[Begin RECORDS FOR THIS TASK]

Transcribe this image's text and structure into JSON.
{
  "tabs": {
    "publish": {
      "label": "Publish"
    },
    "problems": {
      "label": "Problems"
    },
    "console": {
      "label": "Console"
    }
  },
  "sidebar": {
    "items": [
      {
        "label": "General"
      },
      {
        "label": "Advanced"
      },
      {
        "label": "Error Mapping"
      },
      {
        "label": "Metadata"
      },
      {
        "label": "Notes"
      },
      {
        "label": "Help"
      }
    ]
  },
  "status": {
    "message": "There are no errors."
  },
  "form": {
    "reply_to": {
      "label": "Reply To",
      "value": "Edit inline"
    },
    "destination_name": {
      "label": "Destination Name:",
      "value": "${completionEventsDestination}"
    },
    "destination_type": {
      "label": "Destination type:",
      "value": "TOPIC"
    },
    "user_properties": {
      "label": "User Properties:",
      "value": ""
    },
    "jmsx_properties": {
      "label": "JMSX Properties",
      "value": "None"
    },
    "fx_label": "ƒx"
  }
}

[End RECORDS FOR THIS TASK]

## TASK OBJECTIVE
Copy each record from above exactly, and include every line.

## COMPLETED EXERCISE
Transcribe this image's text and structure into JSON.
{
  "tabs": {
    "publish": {
      "label": "Publish"
    },
    "problems": {
      "label": "Problems"
    },
    "console": {
      "label": "Console"
    }
  },
  "sidebar": {
    "items": [
      {
        "label": "General"
      },
      {
        "label": "Advanced"
      },
      {
        "label": "Error Mapping"
      },
      {
        "label": "Metadata"
      },
      {
        "label": "Notes"
      },
      {
        "label": "Help"
      }
    ]
  },
  "status": {
    "message": "There are no errors."
  },
  "form": {
    "reply_to": {
      "label": "Reply To",
      "value": "Edit inline"
    },
    "destination_name": {
      "label": "Destination Name:",
      "value": "${completionEventsDestination}"
    },
    "destination_type": {
      "label": "Destination type:",
      "value": "TOPIC"
    },
    "user_properties": {
      "label": "User Properties:",
      "value": ""
    },
    "jmsx_properties": {
      "label": "JMSX Properties",
      "value": "None"
    },
    "fx_label": "ƒx"
  }
}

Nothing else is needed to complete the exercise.